## BEGIN Provided information

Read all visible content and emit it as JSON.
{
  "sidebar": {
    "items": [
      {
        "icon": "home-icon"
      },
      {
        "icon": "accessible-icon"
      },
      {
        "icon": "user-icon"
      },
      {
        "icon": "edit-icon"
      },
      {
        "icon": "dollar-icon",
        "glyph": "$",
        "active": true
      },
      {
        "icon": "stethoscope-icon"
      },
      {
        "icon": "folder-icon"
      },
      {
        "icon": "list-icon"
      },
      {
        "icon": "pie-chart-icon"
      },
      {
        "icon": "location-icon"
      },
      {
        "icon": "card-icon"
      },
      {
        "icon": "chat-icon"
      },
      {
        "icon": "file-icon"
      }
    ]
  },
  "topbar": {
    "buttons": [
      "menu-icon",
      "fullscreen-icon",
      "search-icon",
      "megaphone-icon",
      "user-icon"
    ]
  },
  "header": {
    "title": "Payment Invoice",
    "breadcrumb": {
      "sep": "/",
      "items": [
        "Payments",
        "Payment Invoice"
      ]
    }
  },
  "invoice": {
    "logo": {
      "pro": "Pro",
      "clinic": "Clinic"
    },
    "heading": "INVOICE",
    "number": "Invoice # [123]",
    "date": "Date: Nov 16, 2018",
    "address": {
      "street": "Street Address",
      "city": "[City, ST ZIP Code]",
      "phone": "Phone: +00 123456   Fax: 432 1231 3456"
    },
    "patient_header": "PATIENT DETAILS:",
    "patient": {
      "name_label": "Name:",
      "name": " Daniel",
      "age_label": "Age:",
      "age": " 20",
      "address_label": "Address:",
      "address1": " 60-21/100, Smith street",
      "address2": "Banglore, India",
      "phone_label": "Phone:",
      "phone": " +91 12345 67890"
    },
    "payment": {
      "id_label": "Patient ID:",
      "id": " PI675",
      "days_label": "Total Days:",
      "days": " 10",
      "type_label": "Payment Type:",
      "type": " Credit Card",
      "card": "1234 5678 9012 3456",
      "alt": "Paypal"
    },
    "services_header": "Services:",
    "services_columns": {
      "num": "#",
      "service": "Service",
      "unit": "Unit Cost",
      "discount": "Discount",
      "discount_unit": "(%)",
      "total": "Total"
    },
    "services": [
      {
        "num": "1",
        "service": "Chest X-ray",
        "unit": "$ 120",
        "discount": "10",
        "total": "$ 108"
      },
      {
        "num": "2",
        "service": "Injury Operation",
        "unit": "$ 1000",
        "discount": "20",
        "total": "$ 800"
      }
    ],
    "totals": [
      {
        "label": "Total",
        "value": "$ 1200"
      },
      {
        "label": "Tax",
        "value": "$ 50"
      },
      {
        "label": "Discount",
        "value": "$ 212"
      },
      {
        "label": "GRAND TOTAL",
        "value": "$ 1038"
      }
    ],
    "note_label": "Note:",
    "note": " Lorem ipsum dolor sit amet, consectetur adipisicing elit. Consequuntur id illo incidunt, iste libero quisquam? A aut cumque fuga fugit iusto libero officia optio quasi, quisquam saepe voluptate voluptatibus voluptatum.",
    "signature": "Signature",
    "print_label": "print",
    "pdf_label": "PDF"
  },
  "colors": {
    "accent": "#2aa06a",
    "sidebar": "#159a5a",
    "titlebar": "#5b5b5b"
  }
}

## END Provided information

*Task statement*
Output the complete data exactly as written.

*Solution below*
Read all visible content and emit it as JSON.
{
  "sidebar": {
    "items": [
      {
        "icon": "home-icon"
      },
      {
        "icon": "accessible-icon"
      },
      {
        "icon": "user-icon"
      },
      {
        "icon": "edit-icon"
      },
      {
        "icon": "dollar-icon",
        "glyph": "$",
        "active": true
      },
      {
        "icon": "stethoscope-icon"
      },
      {
        "icon": "folder-icon"
      },
      {
        "icon": "list-icon"
      },
      {
        "icon": "pie-chart-icon"
      },
      {
        "icon": "location-icon"
      },
      {
        "icon": "card-icon"
      },
      {
        "icon": "chat-icon"
      },
      {
        "icon": "file-icon"
      }
    ]
  },
  "topbar": {
    "buttons": [
      "menu-icon",
      "fullscreen-icon",
      "search-icon",
      "megaphone-icon",
      "user-icon"
    ]
  },
  "header": {
    "title": "Payment Invoice",
    "breadcrumb": {
      "sep": "/",
      "items": [
        "Payments",
        "Payment Invoice"
      ]
    }
  },
  "invoice": {
    "logo": {
      "pro": "Pro",
      "clinic": "Clinic"
    },
    "heading": "INVOICE",
    "number": "Invoice # [123]",
    "date": "Date: Nov 16, 2018",
    "address": {
      "street": "Street Address",
      "city": "[City, ST ZIP Code]",
      "phone": "Phone: +00 123456   Fax: 432 1231 3456"
    },
    "patient_header": "PATIENT DETAILS:",
    "patient": {
      "name_label": "Name:",
      "name": " Daniel",
      "age_label": "Age:",
      "age": " 20",
      "address_label": "Address:",
      "address1": " 60-21/100, Smith street",
      "address2": "Banglore, India",
      "phone_label": "Phone:",
      "phone": " +91 12345 67890"
    },
    "payment": {
      "id_label": "Patient ID:",
      "id": " PI675",
      "days_label": "Total Days:",
      "days": " 10",
      "type_label": "Payment Type:",
      "type": " Credit Card",
      "card": "1234 5678 9012 3456",
      "alt": "Paypal"
    },
    "services_header": "Services:",
    "services_columns": {
      "num": "#",
      "service": "Service",
      "unit": "Unit Cost",
      "discount": "Discount",
      "discount_unit": "(%)",
      "total": "Total"
    },
    "services": [
      {
        "num": "1",
        "service": "Chest X-ray",
        "unit": "$ 120",
        "discount": "10",
        "total": "$ 108"
      },
      {
        "num": "2",
        "service": "Injury Operation",
        "unit": "$ 1000",
        "discount": "20",
        "total": "$ 800"
      }
    ],
    "totals": [
      {
        "label": "Total",
        "value": "$ 1200"
      },
      {
        "label": "Tax",
        "value": "$ 50"
      },
      {
        "label": "Discount",
        "value": "$ 212"
      },
      {
        "label": "GRAND TOTAL",
        "value": "$ 1038"
      }
    ],
    "note_label": "Note:",
    "note": " Lorem ipsum dolor sit amet, consectetur adipisicing elit. Consequuntur id illo incidunt, iste libero quisquam? A aut cumque fuga fugit iusto libero officia optio quasi, quisquam saepe voluptate voluptatibus voluptatum.",
    "signature": "Signature",
    "print_label": "print",
    "pdf_label": "PDF"
  },
  "colors": {
    "accent": "#2aa06a",
    "sidebar": "#159a5a",
    "titlebar": "#5b5b5b"
  }
}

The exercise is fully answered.